#### [Requirements]
Scan the lines below for "Regina"; report the number of lines that contain it, and only that.
★ ★ ★ ★ ★
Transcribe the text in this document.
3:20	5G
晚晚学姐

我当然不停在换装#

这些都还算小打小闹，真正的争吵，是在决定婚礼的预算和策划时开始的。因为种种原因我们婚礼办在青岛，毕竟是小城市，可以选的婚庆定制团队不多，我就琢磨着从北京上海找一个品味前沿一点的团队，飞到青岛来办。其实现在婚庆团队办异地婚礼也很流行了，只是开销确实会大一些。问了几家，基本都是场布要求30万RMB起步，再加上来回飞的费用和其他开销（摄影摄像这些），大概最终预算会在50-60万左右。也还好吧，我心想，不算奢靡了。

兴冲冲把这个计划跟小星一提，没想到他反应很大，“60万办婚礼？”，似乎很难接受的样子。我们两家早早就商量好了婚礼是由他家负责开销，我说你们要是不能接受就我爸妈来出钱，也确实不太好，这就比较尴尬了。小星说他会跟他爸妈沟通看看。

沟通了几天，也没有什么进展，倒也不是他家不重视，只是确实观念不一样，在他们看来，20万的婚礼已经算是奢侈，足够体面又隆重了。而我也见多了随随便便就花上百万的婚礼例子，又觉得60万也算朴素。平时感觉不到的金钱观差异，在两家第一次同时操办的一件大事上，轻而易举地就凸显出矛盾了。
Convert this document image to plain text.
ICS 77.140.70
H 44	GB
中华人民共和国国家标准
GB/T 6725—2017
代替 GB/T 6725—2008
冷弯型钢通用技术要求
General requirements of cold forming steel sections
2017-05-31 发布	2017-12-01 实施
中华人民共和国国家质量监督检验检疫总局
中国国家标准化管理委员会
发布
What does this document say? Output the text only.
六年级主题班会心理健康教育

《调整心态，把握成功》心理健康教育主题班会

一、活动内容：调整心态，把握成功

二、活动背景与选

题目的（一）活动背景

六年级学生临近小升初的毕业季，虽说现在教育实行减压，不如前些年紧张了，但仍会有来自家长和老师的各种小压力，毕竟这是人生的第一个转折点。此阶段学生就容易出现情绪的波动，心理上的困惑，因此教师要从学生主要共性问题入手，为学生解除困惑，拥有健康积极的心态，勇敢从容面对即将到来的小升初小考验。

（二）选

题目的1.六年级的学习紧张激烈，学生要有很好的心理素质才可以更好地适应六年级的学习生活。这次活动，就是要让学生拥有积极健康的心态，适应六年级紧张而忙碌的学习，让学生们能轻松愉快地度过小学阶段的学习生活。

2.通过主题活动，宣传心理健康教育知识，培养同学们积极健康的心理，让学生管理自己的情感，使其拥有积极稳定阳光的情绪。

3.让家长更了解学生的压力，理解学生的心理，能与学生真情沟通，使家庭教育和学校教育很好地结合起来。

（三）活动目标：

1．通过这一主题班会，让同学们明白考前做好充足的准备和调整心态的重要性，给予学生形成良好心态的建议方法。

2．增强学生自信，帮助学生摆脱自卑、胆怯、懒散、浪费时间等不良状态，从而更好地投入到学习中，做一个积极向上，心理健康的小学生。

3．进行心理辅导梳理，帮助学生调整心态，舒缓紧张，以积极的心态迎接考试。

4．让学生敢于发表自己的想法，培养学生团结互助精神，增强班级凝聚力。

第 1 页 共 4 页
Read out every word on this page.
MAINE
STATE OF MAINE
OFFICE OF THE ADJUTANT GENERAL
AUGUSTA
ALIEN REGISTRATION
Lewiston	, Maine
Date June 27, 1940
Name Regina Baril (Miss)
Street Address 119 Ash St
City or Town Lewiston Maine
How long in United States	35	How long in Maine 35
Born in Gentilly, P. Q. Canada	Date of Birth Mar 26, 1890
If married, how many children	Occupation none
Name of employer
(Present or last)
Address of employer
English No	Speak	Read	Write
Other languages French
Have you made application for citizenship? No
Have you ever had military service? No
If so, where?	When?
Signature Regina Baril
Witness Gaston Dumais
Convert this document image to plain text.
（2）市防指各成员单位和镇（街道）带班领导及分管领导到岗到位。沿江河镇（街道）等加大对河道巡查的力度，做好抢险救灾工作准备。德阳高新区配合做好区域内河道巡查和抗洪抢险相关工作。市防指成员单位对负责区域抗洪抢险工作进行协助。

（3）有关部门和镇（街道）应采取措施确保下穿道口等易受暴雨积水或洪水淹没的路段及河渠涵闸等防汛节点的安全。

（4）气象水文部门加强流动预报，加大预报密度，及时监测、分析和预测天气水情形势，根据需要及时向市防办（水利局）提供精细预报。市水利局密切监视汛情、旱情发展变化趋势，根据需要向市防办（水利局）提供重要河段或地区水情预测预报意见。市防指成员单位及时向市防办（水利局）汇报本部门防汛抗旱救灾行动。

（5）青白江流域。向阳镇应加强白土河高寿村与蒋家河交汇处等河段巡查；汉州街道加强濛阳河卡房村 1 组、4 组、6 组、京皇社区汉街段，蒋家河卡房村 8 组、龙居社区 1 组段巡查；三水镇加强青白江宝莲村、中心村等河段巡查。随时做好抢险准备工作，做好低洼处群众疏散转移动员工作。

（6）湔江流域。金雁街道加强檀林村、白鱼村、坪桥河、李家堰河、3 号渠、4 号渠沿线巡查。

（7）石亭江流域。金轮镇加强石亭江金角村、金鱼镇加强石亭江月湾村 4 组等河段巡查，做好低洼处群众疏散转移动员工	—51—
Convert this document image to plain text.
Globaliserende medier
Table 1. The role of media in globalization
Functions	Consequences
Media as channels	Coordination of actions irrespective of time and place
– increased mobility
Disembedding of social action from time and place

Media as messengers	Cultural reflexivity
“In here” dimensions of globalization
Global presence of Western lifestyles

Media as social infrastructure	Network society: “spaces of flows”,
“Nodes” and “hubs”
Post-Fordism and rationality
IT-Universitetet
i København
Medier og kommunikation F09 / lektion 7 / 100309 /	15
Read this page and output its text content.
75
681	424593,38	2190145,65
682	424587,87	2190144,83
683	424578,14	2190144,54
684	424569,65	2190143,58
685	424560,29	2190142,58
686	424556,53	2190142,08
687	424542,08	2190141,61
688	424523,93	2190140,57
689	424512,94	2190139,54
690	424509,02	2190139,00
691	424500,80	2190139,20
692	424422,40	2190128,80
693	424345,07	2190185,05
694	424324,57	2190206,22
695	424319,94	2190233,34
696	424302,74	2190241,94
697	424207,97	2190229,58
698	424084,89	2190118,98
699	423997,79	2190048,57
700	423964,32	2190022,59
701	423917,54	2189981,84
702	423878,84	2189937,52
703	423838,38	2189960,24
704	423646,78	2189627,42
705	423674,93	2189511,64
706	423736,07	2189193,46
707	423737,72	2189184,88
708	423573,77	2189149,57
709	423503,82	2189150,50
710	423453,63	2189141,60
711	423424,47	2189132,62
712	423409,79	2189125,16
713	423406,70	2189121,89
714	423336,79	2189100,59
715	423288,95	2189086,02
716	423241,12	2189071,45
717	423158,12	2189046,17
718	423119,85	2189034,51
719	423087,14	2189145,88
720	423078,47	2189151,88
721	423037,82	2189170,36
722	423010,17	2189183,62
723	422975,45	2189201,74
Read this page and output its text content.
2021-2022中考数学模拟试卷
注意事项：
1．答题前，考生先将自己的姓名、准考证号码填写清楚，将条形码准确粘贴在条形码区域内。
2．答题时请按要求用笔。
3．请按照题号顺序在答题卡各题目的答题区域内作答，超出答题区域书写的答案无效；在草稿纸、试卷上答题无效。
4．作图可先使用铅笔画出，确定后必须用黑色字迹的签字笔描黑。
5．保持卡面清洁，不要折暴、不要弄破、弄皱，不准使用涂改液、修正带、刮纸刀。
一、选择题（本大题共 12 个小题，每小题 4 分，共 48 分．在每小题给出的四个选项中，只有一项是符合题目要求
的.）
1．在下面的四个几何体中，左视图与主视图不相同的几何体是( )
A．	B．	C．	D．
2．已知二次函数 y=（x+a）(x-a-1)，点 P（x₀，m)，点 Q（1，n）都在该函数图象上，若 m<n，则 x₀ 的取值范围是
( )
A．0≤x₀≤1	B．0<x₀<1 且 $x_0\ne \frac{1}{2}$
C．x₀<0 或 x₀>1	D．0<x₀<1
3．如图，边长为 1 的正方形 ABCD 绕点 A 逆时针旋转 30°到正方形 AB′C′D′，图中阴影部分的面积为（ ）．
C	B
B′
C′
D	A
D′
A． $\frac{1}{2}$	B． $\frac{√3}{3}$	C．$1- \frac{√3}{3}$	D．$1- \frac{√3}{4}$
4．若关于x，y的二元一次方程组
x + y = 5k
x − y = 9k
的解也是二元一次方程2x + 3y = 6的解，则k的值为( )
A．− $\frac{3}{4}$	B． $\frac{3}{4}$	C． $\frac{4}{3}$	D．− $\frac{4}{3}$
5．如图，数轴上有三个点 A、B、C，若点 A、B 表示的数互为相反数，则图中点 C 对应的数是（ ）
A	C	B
★ ★ ★ ★ ★
#### [Output of the task]
2